-- SHORT PROBLEM --
Leave the pictures out and print every record below exactly as it stands.
▶
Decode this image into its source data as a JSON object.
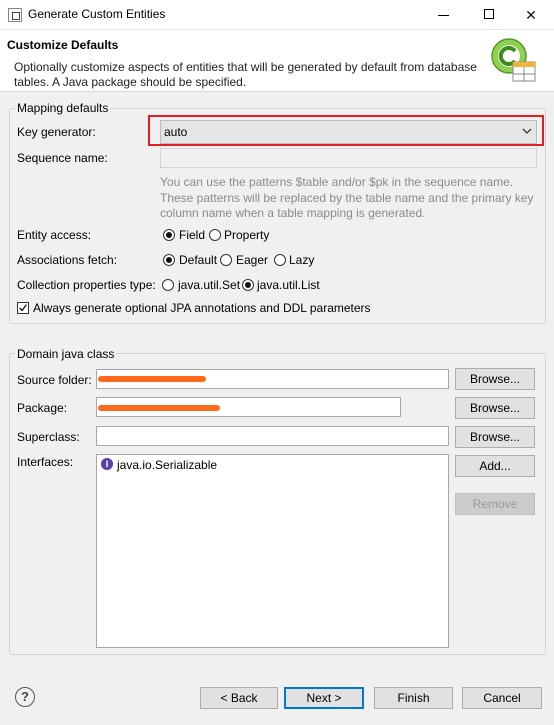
{
  "window": {
    "title": "Generate Custom Entities",
    "minimize_icon": "minimize-icon",
    "maximize_icon": "maximize-icon",
    "close_icon": "close-icon",
    "close_glyph": "✕"
  },
  "header": {
    "title": "Customize Defaults",
    "description": "Optionally customize aspects of entities that will be generated by default from database tables. A Java package should be specified."
  },
  "mapping": {
    "group_title": "Mapping defaults",
    "key_generator": {
      "label": "Key generator:",
      "value": "auto"
    },
    "sequence_name": {
      "label": "Sequence name:",
      "value": ""
    },
    "hint": "You can use the patterns $table and/or $pk in the sequence name. These patterns will be replaced by the table name and the primary key column name when a table mapping is generated.",
    "entity_access": {
      "label": "Entity access:",
      "options": [
        {
          "label": "Field",
          "selected": true
        },
        {
          "label": "Property",
          "selected": false
        }
      ]
    },
    "associations_fetch": {
      "label": "Associations fetch:",
      "options": [
        {
          "label": "Default",
          "selected": true
        },
        {
          "label": "Eager",
          "selected": false
        },
        {
          "label": "Lazy",
          "selected": false
        }
      ]
    },
    "collection_type": {
      "label": "Collection properties type:",
      "options": [
        {
          "label": "java.util.Set",
          "selected": false
        },
        {
          "label": "java.util.List",
          "selected": true
        }
      ]
    },
    "always_generate": {
      "label": "Always generate optional JPA annotations and DDL parameters",
      "checked": true
    }
  },
  "domain": {
    "group_title": "Domain java class",
    "source_folder": {
      "label": "Source folder:",
      "browse": "Browse..."
    },
    "package": {
      "label": "Package:",
      "browse": "Browse..."
    },
    "superclass": {
      "label": "Superclass:",
      "value": "",
      "browse": "Browse..."
    },
    "interfaces": {
      "label": "Interfaces:",
      "items": [
        "java.io.Serializable"
      ],
      "add": "Add...",
      "remove": "Remove"
    }
  },
  "footer": {
    "help": "?",
    "back": "< Back",
    "next": "Next >",
    "finish": "Finish",
    "cancel": "Cancel"
  },
  "colors": {
    "highlight": "#e02020",
    "redaction": "#ff6a1a",
    "primary_border": "#0078d7"
  }
}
◀
-- ANSWER TO THIS EXERCISE --
Decode this image into its source data as a JSON object.
{
  "window": {
    "title": "Generate Custom Entities",
    "minimize_icon": "minimize-icon",
    "maximize_icon": "maximize-icon",
    "close_icon": "close-icon",
    "close_glyph": "✕"
  },
  "header": {
    "title": "Customize Defaults",
    "description": "Optionally customize aspects of entities that will be generated by default from database tables. A Java package should be specified."
  },
  "mapping": {
    "group_title": "Mapping defaults",
    "key_generator": {
      "label": "Key generator:",
      "value": "auto"
    },
    "sequence_name": {
      "label": "Sequence name:",
      "value": ""
    },
    "hint": "You can use the patterns $table and/or $pk in the sequence name. These patterns will be replaced by the table name and the primary key column name when a table mapping is generated.",
    "entity_access": {
      "label": "Entity access:",
      "options": [
        {
          "label": "Field",
          "selected": true
        },
        {
          "label": "Property",
          "selected": false
        }
      ]
    },
    "associations_fetch": {
      "label": "Associations fetch:",
      "options": [
        {
          "label": "Default",
          "selected": true
        },
        {
          "label": "Eager",
          "selected": false
        },
        {
          "label": "Lazy",
          "selected": false
        }
      ]
    },
    "collection_type": {
      "label": "Collection properties type:",
      "options": [
        {
          "label": "java.util.Set",
          "selected": false
        },
        {
          "label": "java.util.List",
          "selected": true
        }
      ]
    },
    "always_generate": {
      "label": "Always generate optional JPA annotations and DDL parameters",
      "checked": true
    }
  },
  "domain": {
    "group_title": "Domain java class",
    "source_folder": {
      "label": "Source folder:",
      "browse": "Browse..."
    },
    "package": {
      "label": "Package:",
      "browse": "Browse..."
    },
    "superclass": {
      "label": "Superclass:",
      "value": "",
      "browse": "Browse..."
    },
    "interfaces": {
      "label": "Interfaces:",
      "items": [
        "java.io.Serializable"
      ],
      "add": "Add...",
      "remove": "Remove"
    }
  },
  "footer": {
    "help": "?",
    "back": "< Back",
    "next": "Next >",
    "finish": "Finish",
    "cancel": "Cancel"
  },
  "colors": {
    "highlight": "#e02020",
    "redaction": "#ff6a1a",
    "primary_border": "#0078d7"
  }
}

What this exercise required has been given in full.